● **WORK TO DO**
Go through the material below and copy all lines with "отбора".
- - -
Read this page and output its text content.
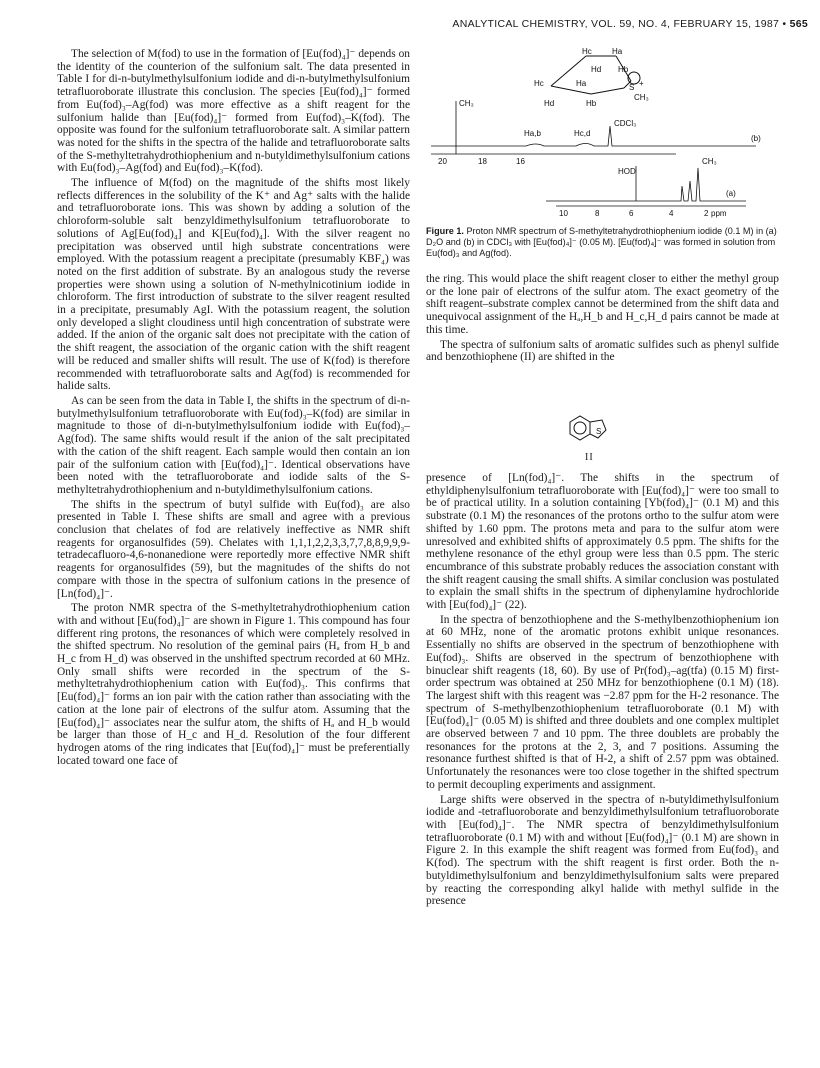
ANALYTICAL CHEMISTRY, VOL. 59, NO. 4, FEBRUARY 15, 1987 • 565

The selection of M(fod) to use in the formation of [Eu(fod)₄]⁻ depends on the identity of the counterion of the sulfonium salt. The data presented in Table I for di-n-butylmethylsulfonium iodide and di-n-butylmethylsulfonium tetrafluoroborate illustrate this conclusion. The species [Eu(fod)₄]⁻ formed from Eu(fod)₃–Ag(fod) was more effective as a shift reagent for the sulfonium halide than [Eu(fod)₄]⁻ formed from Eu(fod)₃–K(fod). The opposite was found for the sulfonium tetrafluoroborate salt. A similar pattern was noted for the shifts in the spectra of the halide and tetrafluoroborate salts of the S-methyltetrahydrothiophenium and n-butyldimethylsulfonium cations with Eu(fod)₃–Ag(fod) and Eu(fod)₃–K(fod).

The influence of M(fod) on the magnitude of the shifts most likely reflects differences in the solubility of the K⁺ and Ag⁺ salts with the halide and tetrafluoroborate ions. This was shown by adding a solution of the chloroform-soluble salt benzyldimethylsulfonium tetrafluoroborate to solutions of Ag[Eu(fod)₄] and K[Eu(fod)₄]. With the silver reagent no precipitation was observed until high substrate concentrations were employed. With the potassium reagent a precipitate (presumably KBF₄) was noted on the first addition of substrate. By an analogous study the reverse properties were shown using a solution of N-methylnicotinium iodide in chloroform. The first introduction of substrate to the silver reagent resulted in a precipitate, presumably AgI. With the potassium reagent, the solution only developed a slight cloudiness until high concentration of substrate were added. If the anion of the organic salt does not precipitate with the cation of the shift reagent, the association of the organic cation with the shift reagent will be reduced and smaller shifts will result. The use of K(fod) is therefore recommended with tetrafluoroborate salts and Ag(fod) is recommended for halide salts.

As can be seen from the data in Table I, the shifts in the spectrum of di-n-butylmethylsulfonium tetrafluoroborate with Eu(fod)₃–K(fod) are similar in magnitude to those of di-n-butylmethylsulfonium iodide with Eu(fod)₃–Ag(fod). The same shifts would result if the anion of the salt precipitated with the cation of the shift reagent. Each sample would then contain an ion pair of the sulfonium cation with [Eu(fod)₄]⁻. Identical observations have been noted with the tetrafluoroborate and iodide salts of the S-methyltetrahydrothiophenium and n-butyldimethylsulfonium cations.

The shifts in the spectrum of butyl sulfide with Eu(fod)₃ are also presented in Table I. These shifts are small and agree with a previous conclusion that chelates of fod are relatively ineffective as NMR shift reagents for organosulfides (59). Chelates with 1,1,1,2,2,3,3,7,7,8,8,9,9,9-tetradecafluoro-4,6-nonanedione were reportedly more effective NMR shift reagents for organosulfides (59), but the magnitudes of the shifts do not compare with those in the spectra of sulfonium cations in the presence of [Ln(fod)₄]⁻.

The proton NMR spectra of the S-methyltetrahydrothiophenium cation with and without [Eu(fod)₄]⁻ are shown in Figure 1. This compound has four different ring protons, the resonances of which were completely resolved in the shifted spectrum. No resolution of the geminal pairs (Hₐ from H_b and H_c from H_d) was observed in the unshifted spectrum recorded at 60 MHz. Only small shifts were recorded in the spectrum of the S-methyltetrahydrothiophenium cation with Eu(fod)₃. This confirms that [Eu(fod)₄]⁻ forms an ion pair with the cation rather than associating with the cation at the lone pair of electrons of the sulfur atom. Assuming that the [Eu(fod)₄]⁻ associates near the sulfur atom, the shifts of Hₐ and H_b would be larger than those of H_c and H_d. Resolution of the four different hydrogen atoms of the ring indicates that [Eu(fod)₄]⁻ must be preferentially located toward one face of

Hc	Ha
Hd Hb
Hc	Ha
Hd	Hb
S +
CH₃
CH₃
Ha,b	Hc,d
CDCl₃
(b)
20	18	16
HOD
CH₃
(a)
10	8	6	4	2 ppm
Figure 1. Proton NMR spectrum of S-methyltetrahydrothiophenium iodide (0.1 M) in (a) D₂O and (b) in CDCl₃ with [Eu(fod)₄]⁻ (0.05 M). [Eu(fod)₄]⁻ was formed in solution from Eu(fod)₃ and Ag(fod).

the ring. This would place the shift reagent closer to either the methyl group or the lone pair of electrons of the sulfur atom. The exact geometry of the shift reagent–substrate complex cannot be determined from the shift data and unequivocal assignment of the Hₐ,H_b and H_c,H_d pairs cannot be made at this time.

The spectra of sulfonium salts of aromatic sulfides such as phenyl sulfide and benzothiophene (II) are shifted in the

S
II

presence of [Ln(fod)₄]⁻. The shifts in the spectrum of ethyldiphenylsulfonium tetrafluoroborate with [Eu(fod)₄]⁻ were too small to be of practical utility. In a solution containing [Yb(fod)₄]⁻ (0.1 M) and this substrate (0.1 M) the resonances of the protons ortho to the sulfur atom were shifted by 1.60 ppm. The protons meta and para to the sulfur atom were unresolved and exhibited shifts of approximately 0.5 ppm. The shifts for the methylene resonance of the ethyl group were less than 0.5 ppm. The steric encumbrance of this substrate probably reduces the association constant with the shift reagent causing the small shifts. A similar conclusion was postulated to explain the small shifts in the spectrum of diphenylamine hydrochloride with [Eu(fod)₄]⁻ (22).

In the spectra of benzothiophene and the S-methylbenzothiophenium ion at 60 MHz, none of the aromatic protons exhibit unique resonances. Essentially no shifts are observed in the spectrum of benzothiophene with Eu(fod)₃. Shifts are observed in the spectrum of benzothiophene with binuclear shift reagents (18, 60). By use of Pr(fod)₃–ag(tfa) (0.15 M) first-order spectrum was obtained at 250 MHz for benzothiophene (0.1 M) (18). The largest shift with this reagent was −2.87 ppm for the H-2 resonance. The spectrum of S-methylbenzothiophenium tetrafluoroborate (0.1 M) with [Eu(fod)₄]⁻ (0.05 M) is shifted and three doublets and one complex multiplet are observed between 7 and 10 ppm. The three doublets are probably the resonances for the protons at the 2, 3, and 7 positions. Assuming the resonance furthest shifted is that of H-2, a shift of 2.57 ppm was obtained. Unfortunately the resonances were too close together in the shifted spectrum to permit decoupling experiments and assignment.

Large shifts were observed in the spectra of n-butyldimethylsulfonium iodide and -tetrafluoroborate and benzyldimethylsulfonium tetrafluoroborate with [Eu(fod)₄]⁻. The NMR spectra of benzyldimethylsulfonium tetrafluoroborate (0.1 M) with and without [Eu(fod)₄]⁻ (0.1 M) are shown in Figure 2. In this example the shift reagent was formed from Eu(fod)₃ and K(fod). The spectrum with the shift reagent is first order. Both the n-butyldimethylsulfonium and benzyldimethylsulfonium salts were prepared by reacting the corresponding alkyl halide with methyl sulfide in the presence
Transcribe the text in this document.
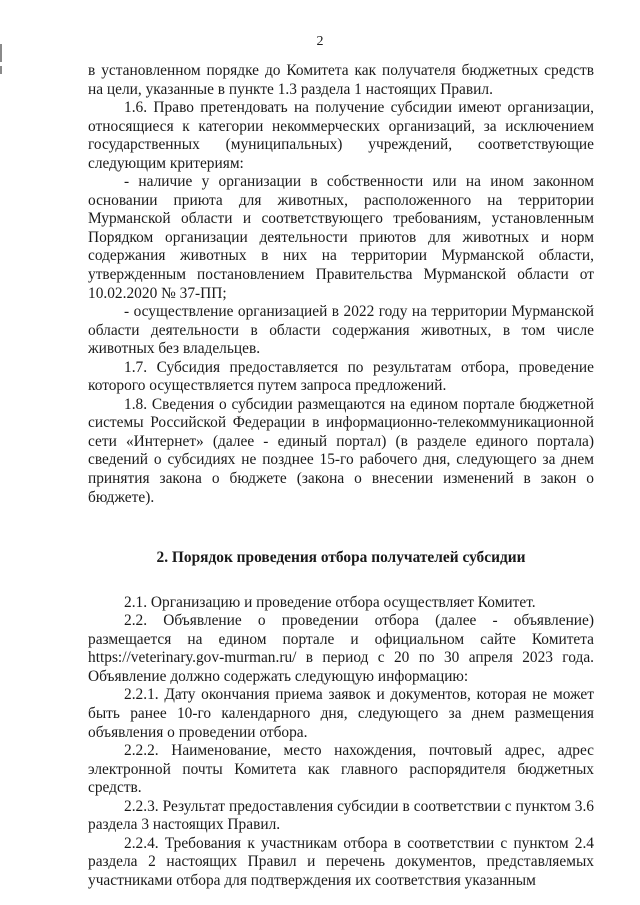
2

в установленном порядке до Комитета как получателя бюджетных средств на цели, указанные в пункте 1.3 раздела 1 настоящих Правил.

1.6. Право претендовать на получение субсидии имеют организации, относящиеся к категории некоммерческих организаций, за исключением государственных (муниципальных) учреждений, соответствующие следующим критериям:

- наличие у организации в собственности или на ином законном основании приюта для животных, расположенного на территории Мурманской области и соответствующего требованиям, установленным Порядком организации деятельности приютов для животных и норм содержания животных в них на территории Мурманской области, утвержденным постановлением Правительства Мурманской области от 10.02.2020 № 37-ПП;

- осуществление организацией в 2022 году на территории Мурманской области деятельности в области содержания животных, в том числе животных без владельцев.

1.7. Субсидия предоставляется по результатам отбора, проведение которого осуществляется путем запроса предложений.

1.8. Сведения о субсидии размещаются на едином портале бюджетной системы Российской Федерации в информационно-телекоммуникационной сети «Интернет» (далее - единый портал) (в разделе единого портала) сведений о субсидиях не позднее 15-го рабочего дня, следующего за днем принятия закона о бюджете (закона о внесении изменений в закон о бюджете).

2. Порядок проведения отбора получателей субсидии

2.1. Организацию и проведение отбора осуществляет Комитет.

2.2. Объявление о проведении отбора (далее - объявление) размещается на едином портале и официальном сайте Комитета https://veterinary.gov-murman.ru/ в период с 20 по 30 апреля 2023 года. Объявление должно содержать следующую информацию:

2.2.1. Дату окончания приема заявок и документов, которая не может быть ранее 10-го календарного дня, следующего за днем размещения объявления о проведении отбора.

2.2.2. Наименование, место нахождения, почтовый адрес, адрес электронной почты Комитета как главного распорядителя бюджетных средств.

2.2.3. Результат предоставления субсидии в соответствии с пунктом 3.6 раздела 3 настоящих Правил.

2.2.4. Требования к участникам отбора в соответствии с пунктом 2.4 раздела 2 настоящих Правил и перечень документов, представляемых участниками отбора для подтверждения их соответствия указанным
- - -
● **FINISHED TASK**
1.7. Субсидия предоставляется по результатам отбора, проведение которого осуществляется путем запроса предложений.
2. Порядок проведения отбора получателей субсидии
2.1. Организацию и проведение отбора осуществляет Комитет.
2.2. Объявление о проведении отбора (далее - объявление) размещается на едином портале и официальном сайте Комитета https://veterinary.gov-murman.ru/ в период с 20 по 30 апреля 2023 года. Объявление должно содержать следующую информацию:
2.2.1. Дату окончания приема заявок и документов, которая не может быть ранее 10-го календарного дня, следующего за днем размещения объявления о проведении отбора.
2.2.4. Требования к участникам отбора в соответствии с пунктом 2.4 раздела 2 настоящих Правил и перечень документов, представляемых участниками отбора для подтверждения их соответствия указанным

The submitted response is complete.